— START OF PAGE EXCERPT —

Muddymoles mountain biking in the Surrey Hills and Mole Valley

Islabikes Beinn 29er – worth looking twice?

Posted by Matt | November 24, 2011 | 11 comments so far

Islabikes Beinn sliding dropouts

When new ideas come along you can do one of two things – embrace them wholeheartedly and get ahead of the curve or, wait until they’re not new anymore. Hopefully by that point you’ll know if the idea was any good or not.

So it has been with 29er mountain bikes (or MTBs with 29 inch wheels if you’ve been living in a protest camp these past years). They’re not new, but after two or three years of people taking positions regarding them they seem now to be a sensible consideration when buying yourself a mountain bike.

I’ve been in the latter group of consumers who wanted to see a more compelling case for them than the initial hype. I’ve ridden one or two occasionally, been spat off one quite hard and generally couldn’t see a big enough reason to change from my – frankly beloved – Inbred hardtail and Orange Five. I still don’t have a good reason but pinging away on the ‘nice-to-have radar’ has been the idea that at some point it would be nice-to-have a 29er in the stable. Alongside my other two mountain bikes.

The main issue has been cost. Upgrading to a 29er is expensive as you need to buy new wheels alongside a new frame at a minimum, and quite possibly a new fork too. I just haven’t been that bothered. What would be nice would be if I could buy a decent entry-level 29er and upgrade it over time.

This is where the Islabikes Beinn comes in. I read this review on Bikeradar today and can’t help thinking this would be a perfect place to start my 29er experience. First off, it is billed as a hybrid which is why when I casually checked the Islabikes website a while back I hadn’t really thought too much about it. It’s clearly oriented toward the path-riding side of things rather than ‘proper’ off-roading, at least at first sight.

Islabikes Beinn 29er

As pointed out by Bikeradar though, there are some very significant positives on it’s side. First, it can be specced with 2.0 Mountain King tyres which means even though they are not my taste of rubber, the frame can clearly handle reasonable tyre sizes. Second, and very importantly for me, is the fact the frame has adjustable dropouts, which means it can be singlespeeded. Now we’re talking!

— END OF PAGE EXCERPT —

REQUIRED TASK A:
In the records, swap "ytick-label" for "y-axis-label" in the lines from the line with "xtick-label: 2023: [525, 392, 536, 414]" to the line with "legend-label: HPI: Average", keeping everything else the same. Give only those lines.

— START OF ENTRIES SHOWN —

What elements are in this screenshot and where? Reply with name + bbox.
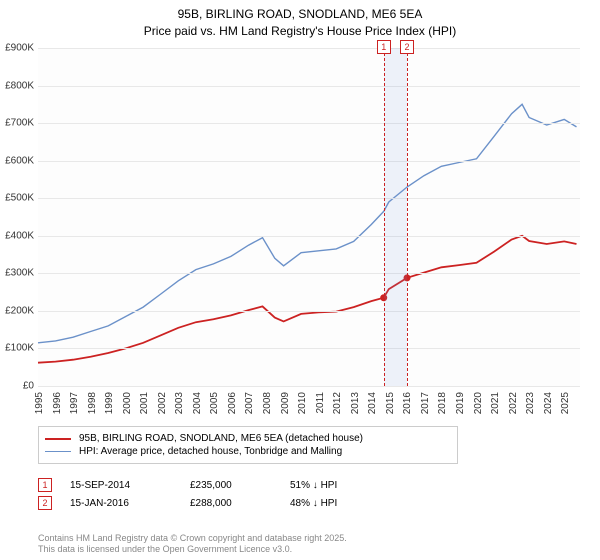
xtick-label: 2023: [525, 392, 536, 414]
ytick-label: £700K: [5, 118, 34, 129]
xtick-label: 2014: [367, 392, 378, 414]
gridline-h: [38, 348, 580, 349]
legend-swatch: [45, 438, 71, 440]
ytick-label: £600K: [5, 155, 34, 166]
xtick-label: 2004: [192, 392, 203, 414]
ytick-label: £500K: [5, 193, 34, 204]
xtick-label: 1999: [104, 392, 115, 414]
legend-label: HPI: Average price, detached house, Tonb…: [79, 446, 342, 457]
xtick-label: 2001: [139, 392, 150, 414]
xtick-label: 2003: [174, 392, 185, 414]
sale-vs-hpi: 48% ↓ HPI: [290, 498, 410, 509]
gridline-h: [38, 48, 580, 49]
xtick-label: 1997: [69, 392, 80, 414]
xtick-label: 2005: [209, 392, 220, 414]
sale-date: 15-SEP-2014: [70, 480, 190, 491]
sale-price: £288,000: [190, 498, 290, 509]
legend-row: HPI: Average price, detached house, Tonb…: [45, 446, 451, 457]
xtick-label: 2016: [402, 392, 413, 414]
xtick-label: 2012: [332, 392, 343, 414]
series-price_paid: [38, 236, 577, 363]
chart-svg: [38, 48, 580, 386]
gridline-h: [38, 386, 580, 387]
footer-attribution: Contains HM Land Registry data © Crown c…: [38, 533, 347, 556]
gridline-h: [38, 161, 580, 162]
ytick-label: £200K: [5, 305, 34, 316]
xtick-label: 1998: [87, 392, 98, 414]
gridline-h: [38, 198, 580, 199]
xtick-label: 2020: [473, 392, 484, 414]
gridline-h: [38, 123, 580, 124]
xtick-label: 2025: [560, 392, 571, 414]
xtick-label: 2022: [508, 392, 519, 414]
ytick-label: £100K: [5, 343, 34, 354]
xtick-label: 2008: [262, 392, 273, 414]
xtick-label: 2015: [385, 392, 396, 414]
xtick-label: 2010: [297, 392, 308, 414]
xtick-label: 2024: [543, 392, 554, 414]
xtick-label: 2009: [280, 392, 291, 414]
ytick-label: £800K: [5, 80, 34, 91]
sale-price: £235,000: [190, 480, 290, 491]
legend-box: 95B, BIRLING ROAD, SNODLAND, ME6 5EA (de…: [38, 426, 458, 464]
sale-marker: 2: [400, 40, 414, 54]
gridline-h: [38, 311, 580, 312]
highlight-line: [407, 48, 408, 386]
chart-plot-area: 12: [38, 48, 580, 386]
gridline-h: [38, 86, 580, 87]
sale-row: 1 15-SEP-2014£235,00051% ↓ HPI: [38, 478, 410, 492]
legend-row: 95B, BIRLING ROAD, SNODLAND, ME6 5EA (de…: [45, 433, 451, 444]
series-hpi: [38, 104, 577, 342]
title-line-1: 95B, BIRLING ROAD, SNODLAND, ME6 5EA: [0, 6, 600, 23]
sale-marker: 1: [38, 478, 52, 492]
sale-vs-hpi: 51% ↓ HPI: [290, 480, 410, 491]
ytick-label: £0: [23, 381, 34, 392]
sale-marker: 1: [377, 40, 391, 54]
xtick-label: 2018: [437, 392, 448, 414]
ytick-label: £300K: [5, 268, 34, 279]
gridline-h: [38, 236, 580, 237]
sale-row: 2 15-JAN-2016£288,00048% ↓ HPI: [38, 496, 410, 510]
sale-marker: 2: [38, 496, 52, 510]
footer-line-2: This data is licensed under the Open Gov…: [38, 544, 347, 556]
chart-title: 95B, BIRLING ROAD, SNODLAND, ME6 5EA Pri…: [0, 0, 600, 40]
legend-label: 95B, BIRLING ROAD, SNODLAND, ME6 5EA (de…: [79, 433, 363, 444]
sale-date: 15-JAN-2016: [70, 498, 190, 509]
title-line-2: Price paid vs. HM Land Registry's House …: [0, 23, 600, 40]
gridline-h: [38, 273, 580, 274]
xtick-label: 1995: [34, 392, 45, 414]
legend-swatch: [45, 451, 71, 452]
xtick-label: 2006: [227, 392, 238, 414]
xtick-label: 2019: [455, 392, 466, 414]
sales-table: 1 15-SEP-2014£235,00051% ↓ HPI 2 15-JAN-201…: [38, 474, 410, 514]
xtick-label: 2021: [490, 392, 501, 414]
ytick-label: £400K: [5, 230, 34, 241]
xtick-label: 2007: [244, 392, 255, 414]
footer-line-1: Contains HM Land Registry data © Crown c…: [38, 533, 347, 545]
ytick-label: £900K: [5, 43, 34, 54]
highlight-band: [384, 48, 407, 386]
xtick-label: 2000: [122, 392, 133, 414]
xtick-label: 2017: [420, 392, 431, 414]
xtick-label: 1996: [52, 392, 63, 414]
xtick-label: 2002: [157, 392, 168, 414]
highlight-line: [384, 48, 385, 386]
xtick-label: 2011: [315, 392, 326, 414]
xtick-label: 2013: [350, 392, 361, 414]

— END OF ENTRIES SHOWN —
— START OF ENTRIES SHOWN —

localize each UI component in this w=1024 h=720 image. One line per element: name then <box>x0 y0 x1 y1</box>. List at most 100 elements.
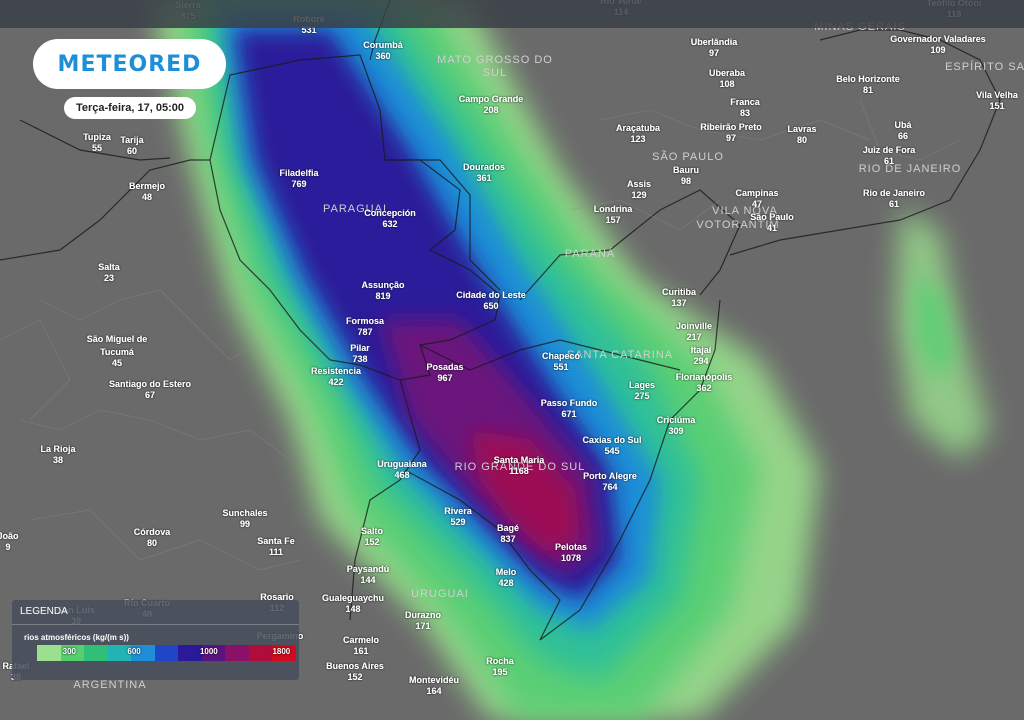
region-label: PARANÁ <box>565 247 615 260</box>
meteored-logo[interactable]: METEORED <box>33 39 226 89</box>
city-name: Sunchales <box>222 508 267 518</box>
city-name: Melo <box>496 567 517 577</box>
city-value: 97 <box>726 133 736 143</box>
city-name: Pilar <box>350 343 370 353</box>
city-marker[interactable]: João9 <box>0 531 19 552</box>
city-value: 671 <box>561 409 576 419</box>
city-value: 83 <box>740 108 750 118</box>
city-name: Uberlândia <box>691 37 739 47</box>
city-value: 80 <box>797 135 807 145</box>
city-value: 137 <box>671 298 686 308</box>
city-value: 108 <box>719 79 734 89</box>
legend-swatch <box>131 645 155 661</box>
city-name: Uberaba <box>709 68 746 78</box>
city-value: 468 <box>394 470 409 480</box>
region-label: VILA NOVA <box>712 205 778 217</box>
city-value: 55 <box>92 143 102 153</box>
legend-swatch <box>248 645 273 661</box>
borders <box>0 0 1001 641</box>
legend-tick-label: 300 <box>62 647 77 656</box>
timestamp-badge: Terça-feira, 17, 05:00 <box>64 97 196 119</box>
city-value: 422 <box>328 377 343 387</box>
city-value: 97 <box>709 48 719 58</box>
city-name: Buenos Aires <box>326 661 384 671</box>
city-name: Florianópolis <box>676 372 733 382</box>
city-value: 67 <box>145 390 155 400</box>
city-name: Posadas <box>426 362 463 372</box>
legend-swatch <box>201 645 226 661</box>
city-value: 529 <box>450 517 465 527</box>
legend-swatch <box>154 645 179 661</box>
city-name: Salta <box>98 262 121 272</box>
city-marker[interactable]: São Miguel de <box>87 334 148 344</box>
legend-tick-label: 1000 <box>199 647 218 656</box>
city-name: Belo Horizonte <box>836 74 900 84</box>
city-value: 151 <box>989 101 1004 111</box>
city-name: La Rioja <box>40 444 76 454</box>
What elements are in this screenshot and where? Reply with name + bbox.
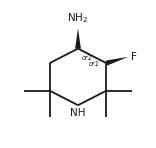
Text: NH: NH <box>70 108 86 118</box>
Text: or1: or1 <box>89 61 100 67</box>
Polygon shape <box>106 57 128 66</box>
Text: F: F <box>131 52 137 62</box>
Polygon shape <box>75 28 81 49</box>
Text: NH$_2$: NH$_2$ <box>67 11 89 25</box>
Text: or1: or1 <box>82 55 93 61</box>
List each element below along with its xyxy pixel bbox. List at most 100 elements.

— END OF ENTRIES SHOWN —

REQUIRED TASK B:
Do these statements agree with the post about the Islabikes Beinn 29er? Answer yes or no for each, and quote the words from the post that decide it. (i) The post is dated November 24, 2011. (ii) The Beinn's frame has fixed dropouts, so it cannot be singlespeeded. (iii) The author read a review of the bike on Bikeradar.

SOLUTION A:
xtick-label: 2023: [525, 392, 536, 414]
y-axis-label: £700K: [5, 118, 34, 129]
xtick-label: 2014: [367, 392, 378, 414]
gridline-h: [38, 348, 580, 349]
legend-swatch: [45, 438, 71, 440]
y-axis-label: £600K: [5, 155, 34, 166]
xtick-label: 2004: [192, 392, 203, 414]
y-axis-label: £500K: [5, 193, 34, 204]
xtick-label: 1999: [104, 392, 115, 414]
legend-label: HPI: Average price, detached house, Tonb…: [79, 446, 342, 457]

SOLUTION B:
(i) Yes: "Posted by Matt | November 24, 2011"
(ii) No: "the frame has adjustable dropouts, which means it can be singlespeeded"
(iii) Yes: "I read this review on Bikeradar today"